**Set task:** Copy the listing below in full and skip every picture.

— Start of Record extracts —

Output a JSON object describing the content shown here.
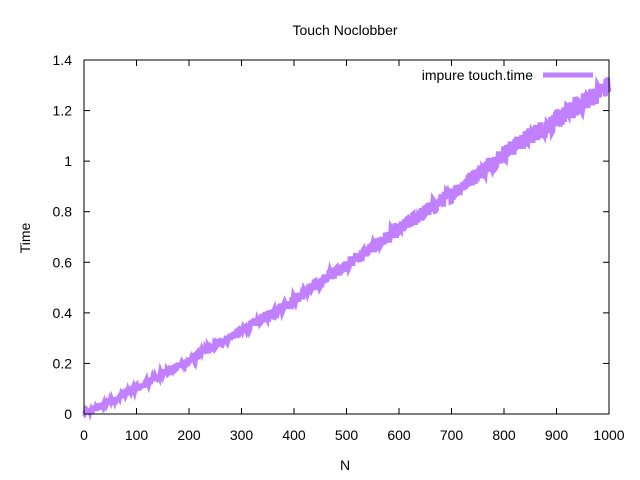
{
  "chart_data": {
    "type": "line",
    "title": "Touch Noclobber",
    "xlabel": "N",
    "ylabel": "Time",
    "xlim": [
      0,
      1000
    ],
    "ylim": [
      0,
      1.4
    ],
    "x_ticks": [
      0,
      100,
      200,
      300,
      400,
      500,
      600,
      700,
      800,
      900,
      1000
    ],
    "y_ticks": [
      0,
      0.2,
      0.4,
      0.6,
      0.8,
      1,
      1.2,
      1.4
    ],
    "x_tick_labels": [
      "0",
      "100",
      "200",
      "300",
      "400",
      "500",
      "600",
      "700",
      "800",
      "900",
      "1000"
    ],
    "y_tick_labels": [
      "0",
      "0.2",
      "0.4",
      "0.6",
      "0.8",
      "1",
      "1.2",
      "1.4"
    ],
    "grid": false,
    "legend_position": "top-right",
    "series": [
      {
        "name": "impure touch.time",
        "color": "#c080ff",
        "x": [
          0,
          50,
          100,
          150,
          200,
          250,
          300,
          350,
          400,
          450,
          500,
          550,
          600,
          650,
          700,
          750,
          800,
          850,
          900,
          950,
          1000
        ],
        "y": [
          0.0,
          0.05,
          0.1,
          0.16,
          0.21,
          0.27,
          0.33,
          0.39,
          0.45,
          0.52,
          0.59,
          0.66,
          0.73,
          0.8,
          0.87,
          0.95,
          1.03,
          1.1,
          1.16,
          1.23,
          1.3
        ],
        "noise": 0.04
      }
    ]
  }
}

— End of Record extracts —

**Answer for the task:**
Output a JSON object describing the content shown here.
{
  "chart_data": {
    "type": "line",
    "title": "Touch Noclobber",
    "xlabel": "N",
    "ylabel": "Time",
    "xlim": [
      0,
      1000
    ],
    "ylim": [
      0,
      1.4
    ],
    "x_ticks": [
      0,
      100,
      200,
      300,
      400,
      500,
      600,
      700,
      800,
      900,
      1000
    ],
    "y_ticks": [
      0,
      0.2,
      0.4,
      0.6,
      0.8,
      1,
      1.2,
      1.4
    ],
    "x_tick_labels": [
      "0",
      "100",
      "200",
      "300",
      "400",
      "500",
      "600",
      "700",
      "800",
      "900",
      "1000"
    ],
    "y_tick_labels": [
      "0",
      "0.2",
      "0.4",
      "0.6",
      "0.8",
      "1",
      "1.2",
      "1.4"
    ],
    "grid": false,
    "legend_position": "top-right",
    "series": [
      {
        "name": "impure touch.time",
        "color": "#c080ff",
        "x": [
          0,
          50,
          100,
          150,
          200,
          250,
          300,
          350,
          400,
          450,
          500,
          550,
          600,
          650,
          700,
          750,
          800,
          850,
          900,
          950,
          1000
        ],
        "y": [
          0.0,
          0.05,
          0.1,
          0.16,
          0.21,
          0.27,
          0.33,
          0.39,
          0.45,
          0.52,
          0.59,
          0.66,
          0.73,
          0.8,
          0.87,
          0.95,
          1.03,
          1.1,
          1.16,
          1.23,
          1.3
        ],
        "noise": 0.04
      }
    ]
  }
}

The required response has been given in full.